▶ _REQUIRED WORK_
Write out the entries below once more, exactly.

▶ _SUPPLIED RECORDS_
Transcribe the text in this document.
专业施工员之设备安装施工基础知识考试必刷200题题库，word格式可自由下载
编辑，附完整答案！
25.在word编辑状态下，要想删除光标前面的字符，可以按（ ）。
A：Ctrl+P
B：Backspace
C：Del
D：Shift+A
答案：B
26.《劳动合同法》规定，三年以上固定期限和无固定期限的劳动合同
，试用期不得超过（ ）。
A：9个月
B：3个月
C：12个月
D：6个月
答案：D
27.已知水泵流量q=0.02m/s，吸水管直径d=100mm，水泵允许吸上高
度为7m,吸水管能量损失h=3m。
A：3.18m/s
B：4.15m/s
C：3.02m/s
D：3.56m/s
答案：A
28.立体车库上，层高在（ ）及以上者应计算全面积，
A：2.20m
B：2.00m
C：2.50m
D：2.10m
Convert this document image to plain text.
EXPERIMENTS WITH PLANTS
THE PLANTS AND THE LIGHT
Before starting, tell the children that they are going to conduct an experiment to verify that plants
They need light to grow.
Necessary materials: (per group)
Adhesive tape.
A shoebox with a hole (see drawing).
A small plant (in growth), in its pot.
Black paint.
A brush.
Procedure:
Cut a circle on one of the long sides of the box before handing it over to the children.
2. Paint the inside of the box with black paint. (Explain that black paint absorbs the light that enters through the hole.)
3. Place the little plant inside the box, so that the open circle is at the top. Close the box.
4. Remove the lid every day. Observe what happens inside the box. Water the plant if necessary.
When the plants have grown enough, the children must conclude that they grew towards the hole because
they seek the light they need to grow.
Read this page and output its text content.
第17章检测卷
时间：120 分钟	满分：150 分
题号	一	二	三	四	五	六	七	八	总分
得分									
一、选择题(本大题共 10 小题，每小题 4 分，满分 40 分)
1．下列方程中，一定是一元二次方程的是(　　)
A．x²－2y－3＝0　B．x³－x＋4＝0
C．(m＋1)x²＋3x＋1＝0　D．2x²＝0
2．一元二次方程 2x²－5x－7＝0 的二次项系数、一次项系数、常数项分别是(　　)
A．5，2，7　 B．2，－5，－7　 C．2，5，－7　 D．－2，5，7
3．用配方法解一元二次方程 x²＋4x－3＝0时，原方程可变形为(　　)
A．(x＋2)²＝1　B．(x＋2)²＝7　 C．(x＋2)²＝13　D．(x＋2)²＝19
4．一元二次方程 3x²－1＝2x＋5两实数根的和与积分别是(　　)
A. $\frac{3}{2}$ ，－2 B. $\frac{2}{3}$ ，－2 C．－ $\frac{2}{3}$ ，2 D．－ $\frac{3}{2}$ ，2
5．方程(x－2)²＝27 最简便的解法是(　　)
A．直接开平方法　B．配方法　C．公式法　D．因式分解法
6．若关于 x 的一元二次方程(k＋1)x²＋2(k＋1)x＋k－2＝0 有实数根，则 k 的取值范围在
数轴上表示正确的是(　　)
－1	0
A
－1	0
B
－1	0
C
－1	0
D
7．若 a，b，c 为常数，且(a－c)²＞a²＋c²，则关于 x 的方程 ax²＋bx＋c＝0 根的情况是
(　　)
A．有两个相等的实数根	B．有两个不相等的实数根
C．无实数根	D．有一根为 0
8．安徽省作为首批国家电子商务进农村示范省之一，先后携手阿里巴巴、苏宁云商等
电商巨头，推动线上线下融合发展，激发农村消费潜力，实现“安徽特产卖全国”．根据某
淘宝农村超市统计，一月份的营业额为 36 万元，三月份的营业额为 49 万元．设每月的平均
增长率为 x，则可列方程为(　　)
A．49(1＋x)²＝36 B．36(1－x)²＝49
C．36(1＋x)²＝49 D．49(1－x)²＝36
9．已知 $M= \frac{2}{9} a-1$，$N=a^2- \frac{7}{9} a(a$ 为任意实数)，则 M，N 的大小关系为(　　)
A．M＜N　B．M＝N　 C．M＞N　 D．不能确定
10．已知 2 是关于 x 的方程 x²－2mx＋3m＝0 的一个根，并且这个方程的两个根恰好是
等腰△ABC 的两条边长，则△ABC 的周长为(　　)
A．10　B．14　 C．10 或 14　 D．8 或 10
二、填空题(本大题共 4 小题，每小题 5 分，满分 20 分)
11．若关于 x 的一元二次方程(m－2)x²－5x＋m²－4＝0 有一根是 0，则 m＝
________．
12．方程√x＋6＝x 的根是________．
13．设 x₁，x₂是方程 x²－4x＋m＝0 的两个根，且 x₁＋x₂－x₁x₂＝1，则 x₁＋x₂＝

▶ _TASK ANSWER_
Transcribe the text in this document.
专业施工员之设备安装施工基础知识考试必刷200题题库，word格式可自由下载
编辑，附完整答案！
25.在word编辑状态下，要想删除光标前面的字符，可以按（ ）。
A：Ctrl+P
B：Backspace
C：Del
D：Shift+A
答案：B
26.《劳动合同法》规定，三年以上固定期限和无固定期限的劳动合同
，试用期不得超过（ ）。
A：9个月
B：3个月
C：12个月
D：6个月
答案：D
27.已知水泵流量q=0.02m/s，吸水管直径d=100mm，水泵允许吸上高
度为7m,吸水管能量损失h=3m。
A：3.18m/s
B：4.15m/s
C：3.02m/s
D：3.56m/s
答案：A
28.立体车库上，层高在（ ）及以上者应计算全面积，
A：2.20m
B：2.00m
C：2.50m
D：2.10m
Convert this document image to plain text.
EXPERIMENTS WITH PLANTS
THE PLANTS AND THE LIGHT
Before starting, tell the children that they are going to conduct an experiment to verify that plants
They need light to grow.
Necessary materials: (per group)
Adhesive tape.
A shoebox with a hole (see drawing).
A small plant (in growth), in its pot.
Black paint.
A brush.
Procedure:
Cut a circle on one of the long sides of the box before handing it over to the children.
2. Paint the inside of the box with black paint. (Explain that black paint absorbs the light that enters through the hole.)
3. Place the little plant inside the box, so that the open circle is at the top. Close the box.
4. Remove the lid every day. Observe what happens inside the box. Water the plant if necessary.
When the plants have grown enough, the children must conclude that they grew towards the hole because
they seek the light they need to grow.
Read this page and output its text content.
第17章检测卷
时间：120 分钟	满分：150 分
题号	一	二	三	四	五	六	七	八	总分
得分									
一、选择题(本大题共 10 小题，每小题 4 分，满分 40 分)
1．下列方程中，一定是一元二次方程的是(　　)
A．x²－2y－3＝0　B．x³－x＋4＝0
C．(m＋1)x²＋3x＋1＝0　D．2x²＝0
2．一元二次方程 2x²－5x－7＝0 的二次项系数、一次项系数、常数项分别是(　　)
A．5，2，7　 B．2，－5，－7　 C．2，5，－7　 D．－2，5，7
3．用配方法解一元二次方程 x²＋4x－3＝0时，原方程可变形为(　　)
A．(x＋2)²＝1　B．(x＋2)²＝7　 C．(x＋2)²＝13　D．(x＋2)²＝19
4．一元二次方程 3x²－1＝2x＋5两实数根的和与积分别是(　　)
A. $\frac{3}{2}$ ，－2 B. $\frac{2}{3}$ ，－2 C．－ $\frac{2}{3}$ ，2 D．－ $\frac{3}{2}$ ，2
5．方程(x－2)²＝27 最简便的解法是(　　)
A．直接开平方法　B．配方法　C．公式法　D．因式分解法
6．若关于 x 的一元二次方程(k＋1)x²＋2(k＋1)x＋k－2＝0 有实数根，则 k 的取值范围在
数轴上表示正确的是(　　)
－1	0
A
－1	0
B
－1	0
C
－1	0
D
7．若 a，b，c 为常数，且(a－c)²＞a²＋c²，则关于 x 的方程 ax²＋bx＋c＝0 根的情况是
(　　)
A．有两个相等的实数根	B．有两个不相等的实数根
C．无实数根	D．有一根为 0
8．安徽省作为首批国家电子商务进农村示范省之一，先后携手阿里巴巴、苏宁云商等
电商巨头，推动线上线下融合发展，激发农村消费潜力，实现“安徽特产卖全国”．根据某
淘宝农村超市统计，一月份的营业额为 36 万元，三月份的营业额为 49 万元．设每月的平均
增长率为 x，则可列方程为(　　)
A．49(1＋x)²＝36 B．36(1－x)²＝49
C．36(1＋x)²＝49 D．49(1－x)²＝36
9．已知 $M= \frac{2}{9} a-1$，$N=a^2- \frac{7}{9} a(a$ 为任意实数)，则 M，N 的大小关系为(　　)
A．M＜N　B．M＝N　 C．M＞N　 D．不能确定
10．已知 2 是关于 x 的方程 x²－2mx＋3m＝0 的一个根，并且这个方程的两个根恰好是
等腰△ABC 的两条边长，则△ABC 的周长为(　　)
A．10　B．14　 C．10 或 14　 D．8 或 10
二、填空题(本大题共 4 小题，每小题 5 分，满分 20 分)
11．若关于 x 的一元二次方程(m－2)x²－5x＋m²－4＝0 有一根是 0，则 m＝
________．
12．方程√x＋6＝x 的根是________．
13．设 x₁，x₂是方程 x²－4x＋m＝0 的两个根，且 x₁＋x₂－x₁x₂＝1，则 x₁＋x₂＝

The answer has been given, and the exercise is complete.